Below are entries. Pull out all lines containing "就可得到确定的两个分力".

Dataset items
#####

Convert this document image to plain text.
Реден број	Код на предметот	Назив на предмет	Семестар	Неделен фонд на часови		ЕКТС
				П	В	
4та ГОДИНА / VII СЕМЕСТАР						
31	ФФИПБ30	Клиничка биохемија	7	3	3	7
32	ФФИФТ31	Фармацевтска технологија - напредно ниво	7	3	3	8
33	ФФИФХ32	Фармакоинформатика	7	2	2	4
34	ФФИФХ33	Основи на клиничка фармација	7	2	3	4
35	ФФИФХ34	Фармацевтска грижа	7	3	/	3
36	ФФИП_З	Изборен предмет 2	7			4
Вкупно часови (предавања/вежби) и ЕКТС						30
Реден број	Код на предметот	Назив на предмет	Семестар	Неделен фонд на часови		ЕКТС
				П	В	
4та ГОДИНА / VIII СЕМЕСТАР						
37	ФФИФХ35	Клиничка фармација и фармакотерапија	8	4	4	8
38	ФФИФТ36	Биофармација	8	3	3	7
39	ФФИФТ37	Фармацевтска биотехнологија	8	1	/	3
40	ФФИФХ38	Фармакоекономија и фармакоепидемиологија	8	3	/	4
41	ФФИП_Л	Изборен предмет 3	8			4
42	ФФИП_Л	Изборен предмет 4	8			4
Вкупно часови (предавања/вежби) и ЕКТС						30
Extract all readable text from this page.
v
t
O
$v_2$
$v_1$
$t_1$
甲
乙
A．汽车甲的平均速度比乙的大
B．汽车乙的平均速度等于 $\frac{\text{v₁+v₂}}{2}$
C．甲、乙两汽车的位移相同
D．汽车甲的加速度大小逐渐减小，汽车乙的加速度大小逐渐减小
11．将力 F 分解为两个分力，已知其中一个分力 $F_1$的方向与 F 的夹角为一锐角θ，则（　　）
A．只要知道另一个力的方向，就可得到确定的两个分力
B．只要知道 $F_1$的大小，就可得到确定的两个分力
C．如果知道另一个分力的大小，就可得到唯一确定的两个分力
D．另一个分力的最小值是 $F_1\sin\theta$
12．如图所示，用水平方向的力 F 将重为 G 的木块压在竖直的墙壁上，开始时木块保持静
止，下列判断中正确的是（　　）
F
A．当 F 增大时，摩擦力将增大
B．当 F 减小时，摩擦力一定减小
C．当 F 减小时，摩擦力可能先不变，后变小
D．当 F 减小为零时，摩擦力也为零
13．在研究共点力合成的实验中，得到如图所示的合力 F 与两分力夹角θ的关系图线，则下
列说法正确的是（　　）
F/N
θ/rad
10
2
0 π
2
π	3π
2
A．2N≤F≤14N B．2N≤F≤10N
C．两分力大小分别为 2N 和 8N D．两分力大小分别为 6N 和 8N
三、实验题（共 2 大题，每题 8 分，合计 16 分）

#####

Exercise response
A．只要知道另一个力的方向，就可得到确定的两个分力
B．只要知道 $F_1$的大小，就可得到确定的两个分力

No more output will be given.